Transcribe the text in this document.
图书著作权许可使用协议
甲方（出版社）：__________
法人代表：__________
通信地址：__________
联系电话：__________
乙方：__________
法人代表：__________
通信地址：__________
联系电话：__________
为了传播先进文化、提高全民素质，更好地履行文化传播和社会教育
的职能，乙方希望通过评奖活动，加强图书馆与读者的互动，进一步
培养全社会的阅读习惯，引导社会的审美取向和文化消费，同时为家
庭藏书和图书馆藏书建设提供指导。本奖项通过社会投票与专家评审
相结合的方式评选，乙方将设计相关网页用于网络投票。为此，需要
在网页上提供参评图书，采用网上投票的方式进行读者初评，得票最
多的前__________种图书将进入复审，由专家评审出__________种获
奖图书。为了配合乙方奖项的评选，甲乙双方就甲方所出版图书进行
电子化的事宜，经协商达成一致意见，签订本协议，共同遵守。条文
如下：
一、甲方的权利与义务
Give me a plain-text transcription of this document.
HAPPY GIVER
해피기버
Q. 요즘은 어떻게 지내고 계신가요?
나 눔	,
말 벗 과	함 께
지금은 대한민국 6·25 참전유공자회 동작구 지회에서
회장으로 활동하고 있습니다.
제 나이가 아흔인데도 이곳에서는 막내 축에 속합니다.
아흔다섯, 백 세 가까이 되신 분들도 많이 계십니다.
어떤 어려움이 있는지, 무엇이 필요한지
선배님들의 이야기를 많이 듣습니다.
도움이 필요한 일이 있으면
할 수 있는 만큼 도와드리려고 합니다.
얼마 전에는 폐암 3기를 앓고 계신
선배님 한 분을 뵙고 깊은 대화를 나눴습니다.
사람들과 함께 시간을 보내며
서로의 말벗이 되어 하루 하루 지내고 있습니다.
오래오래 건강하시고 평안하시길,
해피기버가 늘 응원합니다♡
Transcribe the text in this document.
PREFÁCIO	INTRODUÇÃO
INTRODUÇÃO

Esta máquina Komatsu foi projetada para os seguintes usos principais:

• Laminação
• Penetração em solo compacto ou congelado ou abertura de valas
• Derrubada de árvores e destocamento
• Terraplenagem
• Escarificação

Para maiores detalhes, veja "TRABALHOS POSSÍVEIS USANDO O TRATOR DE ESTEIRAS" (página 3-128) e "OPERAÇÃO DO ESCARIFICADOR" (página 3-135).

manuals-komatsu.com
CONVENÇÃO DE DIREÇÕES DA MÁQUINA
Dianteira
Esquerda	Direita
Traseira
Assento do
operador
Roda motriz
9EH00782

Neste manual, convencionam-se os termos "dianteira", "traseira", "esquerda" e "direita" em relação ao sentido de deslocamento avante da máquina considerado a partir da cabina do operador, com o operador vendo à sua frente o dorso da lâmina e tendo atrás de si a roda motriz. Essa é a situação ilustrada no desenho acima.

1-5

◆ Exercise details:
Please return the data above exactly as given.

◆ Solution to the problem:
Transcribe the text in this document.
图书著作权许可使用协议
甲方（出版社）：__________
法人代表：__________
通信地址：__________
联系电话：__________
乙方：__________
法人代表：__________
通信地址：__________
联系电话：__________
为了传播先进文化、提高全民素质，更好地履行文化传播和社会教育
的职能，乙方希望通过评奖活动，加强图书馆与读者的互动，进一步
培养全社会的阅读习惯，引导社会的审美取向和文化消费，同时为家
庭藏书和图书馆藏书建设提供指导。本奖项通过社会投票与专家评审
相结合的方式评选，乙方将设计相关网页用于网络投票。为此，需要
在网页上提供参评图书，采用网上投票的方式进行读者初评，得票最
多的前__________种图书将进入复审，由专家评审出__________种获
奖图书。为了配合乙方奖项的评选，甲乙双方就甲方所出版图书进行
电子化的事宜，经协商达成一致意见，签订本协议，共同遵守。条文
如下：
一、甲方的权利与义务
Give me a plain-text transcription of this document.
HAPPY GIVER
해피기버
Q. 요즘은 어떻게 지내고 계신가요?
나 눔	,
말 벗 과	함 께
지금은 대한민국 6·25 참전유공자회 동작구 지회에서
회장으로 활동하고 있습니다.
제 나이가 아흔인데도 이곳에서는 막내 축에 속합니다.
아흔다섯, 백 세 가까이 되신 분들도 많이 계십니다.
어떤 어려움이 있는지, 무엇이 필요한지
선배님들의 이야기를 많이 듣습니다.
도움이 필요한 일이 있으면
할 수 있는 만큼 도와드리려고 합니다.
얼마 전에는 폐암 3기를 앓고 계신
선배님 한 분을 뵙고 깊은 대화를 나눴습니다.
사람들과 함께 시간을 보내며
서로의 말벗이 되어 하루 하루 지내고 있습니다.
오래오래 건강하시고 평안하시길,
해피기버가 늘 응원합니다♡
Transcribe the text in this document.
PREFÁCIO	INTRODUÇÃO
INTRODUÇÃO

Esta máquina Komatsu foi projetada para os seguintes usos principais:

• Laminação
• Penetração em solo compacto ou congelado ou abertura de valas
• Derrubada de árvores e destocamento
• Terraplenagem
• Escarificação

Para maiores detalhes, veja "TRABALHOS POSSÍVEIS USANDO O TRATOR DE ESTEIRAS" (página 3-128) e "OPERAÇÃO DO ESCARIFICADOR" (página 3-135).

manuals-komatsu.com
CONVENÇÃO DE DIREÇÕES DA MÁQUINA
Dianteira
Esquerda	Direita
Traseira
Assento do
operador
Roda motriz
9EH00782

Neste manual, convencionam-se os termos "dianteira", "traseira", "esquerda" e "direita" em relação ao sentido de deslocamento avante da máquina considerado a partir da cabina do operador, com o operador vendo à sua frente o dorso da lâmina e tendo atrás de si a roda motriz. Essa é a situação ilustrada no desenho acima.

1-5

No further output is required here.